## Required task
Identify the lines in the data below that contain "this" and give only how many there are.
● ● ● ● ● ● ●
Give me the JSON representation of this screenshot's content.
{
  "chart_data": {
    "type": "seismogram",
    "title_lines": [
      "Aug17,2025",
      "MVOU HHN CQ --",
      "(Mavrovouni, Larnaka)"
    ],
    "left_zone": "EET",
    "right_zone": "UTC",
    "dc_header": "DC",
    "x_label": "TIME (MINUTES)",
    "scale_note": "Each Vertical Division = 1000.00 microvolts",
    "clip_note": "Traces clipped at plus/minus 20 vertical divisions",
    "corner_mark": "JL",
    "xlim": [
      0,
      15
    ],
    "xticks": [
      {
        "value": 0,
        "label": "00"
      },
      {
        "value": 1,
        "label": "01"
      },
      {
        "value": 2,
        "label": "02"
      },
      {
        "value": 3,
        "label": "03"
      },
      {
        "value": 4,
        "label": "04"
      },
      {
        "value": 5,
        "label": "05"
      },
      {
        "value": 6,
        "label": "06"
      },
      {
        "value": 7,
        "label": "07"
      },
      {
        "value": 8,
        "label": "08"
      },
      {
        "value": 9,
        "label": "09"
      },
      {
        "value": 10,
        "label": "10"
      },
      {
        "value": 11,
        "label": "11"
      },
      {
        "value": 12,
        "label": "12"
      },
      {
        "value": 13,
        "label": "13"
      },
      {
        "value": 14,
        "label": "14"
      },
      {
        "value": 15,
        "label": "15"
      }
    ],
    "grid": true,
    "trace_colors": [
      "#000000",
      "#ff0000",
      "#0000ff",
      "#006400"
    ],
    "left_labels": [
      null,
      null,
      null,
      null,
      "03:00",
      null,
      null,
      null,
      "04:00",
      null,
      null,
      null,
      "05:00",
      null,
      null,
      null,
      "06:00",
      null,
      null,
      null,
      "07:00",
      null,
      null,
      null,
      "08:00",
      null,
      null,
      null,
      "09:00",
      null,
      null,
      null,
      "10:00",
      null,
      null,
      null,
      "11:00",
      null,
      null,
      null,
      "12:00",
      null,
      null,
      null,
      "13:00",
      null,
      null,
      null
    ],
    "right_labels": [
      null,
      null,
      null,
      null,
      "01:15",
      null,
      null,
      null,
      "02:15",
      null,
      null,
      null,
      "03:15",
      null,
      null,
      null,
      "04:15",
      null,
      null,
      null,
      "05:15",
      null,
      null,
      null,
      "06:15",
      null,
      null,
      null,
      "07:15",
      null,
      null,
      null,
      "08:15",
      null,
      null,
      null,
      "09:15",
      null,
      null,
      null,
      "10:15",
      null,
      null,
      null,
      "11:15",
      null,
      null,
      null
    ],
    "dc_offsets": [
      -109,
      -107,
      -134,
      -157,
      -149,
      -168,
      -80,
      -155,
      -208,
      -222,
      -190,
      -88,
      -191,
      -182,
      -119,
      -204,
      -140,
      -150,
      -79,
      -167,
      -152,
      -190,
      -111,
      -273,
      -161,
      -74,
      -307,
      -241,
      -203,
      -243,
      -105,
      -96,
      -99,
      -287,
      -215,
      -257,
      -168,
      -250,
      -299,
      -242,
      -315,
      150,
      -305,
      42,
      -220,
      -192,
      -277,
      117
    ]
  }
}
● ● ● ● ● ● ●
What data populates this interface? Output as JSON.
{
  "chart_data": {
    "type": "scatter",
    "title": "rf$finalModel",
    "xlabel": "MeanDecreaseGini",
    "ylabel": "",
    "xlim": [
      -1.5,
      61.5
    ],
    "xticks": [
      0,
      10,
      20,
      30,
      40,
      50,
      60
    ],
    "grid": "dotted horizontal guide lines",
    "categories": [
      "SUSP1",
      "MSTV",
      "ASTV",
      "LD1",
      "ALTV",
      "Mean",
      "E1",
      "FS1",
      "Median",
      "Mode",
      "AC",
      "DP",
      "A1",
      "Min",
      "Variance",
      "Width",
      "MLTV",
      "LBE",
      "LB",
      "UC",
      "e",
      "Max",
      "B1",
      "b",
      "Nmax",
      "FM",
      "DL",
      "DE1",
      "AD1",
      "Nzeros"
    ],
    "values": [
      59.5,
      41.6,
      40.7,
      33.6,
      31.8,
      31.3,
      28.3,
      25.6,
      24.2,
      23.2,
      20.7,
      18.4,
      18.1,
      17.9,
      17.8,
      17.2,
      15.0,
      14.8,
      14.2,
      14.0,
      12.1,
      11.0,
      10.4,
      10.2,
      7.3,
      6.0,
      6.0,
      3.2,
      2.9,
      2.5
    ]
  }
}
● ● ● ● ● ● ●
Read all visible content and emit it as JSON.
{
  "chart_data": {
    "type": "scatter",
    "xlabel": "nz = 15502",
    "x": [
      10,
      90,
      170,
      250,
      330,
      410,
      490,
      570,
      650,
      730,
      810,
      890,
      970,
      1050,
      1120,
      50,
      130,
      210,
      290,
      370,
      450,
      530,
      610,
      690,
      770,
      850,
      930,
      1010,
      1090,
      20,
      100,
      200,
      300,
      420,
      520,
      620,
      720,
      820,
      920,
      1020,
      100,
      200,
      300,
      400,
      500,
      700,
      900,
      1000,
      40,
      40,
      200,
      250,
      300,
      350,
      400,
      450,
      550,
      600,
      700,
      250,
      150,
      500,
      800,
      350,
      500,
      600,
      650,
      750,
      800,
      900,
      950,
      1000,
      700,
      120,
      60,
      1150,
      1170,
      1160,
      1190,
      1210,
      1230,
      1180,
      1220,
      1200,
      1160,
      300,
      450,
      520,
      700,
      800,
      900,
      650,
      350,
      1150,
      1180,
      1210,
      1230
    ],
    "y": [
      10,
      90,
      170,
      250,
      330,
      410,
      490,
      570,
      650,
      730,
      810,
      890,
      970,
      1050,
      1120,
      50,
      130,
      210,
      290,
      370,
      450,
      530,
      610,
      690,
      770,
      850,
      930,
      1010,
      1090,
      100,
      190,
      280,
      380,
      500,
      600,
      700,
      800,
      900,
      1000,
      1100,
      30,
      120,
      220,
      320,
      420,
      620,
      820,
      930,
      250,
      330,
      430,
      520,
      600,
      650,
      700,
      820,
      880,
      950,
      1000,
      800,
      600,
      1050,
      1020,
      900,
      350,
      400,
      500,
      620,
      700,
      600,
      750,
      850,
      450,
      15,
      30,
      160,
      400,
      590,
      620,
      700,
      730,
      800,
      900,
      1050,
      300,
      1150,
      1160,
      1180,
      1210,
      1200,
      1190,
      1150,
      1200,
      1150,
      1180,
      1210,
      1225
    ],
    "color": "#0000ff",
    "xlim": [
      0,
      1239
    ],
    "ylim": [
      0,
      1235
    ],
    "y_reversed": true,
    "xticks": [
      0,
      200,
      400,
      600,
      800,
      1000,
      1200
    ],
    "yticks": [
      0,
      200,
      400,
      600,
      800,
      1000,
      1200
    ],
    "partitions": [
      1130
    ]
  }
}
● ● ● ● ● ● ●
## Task result
2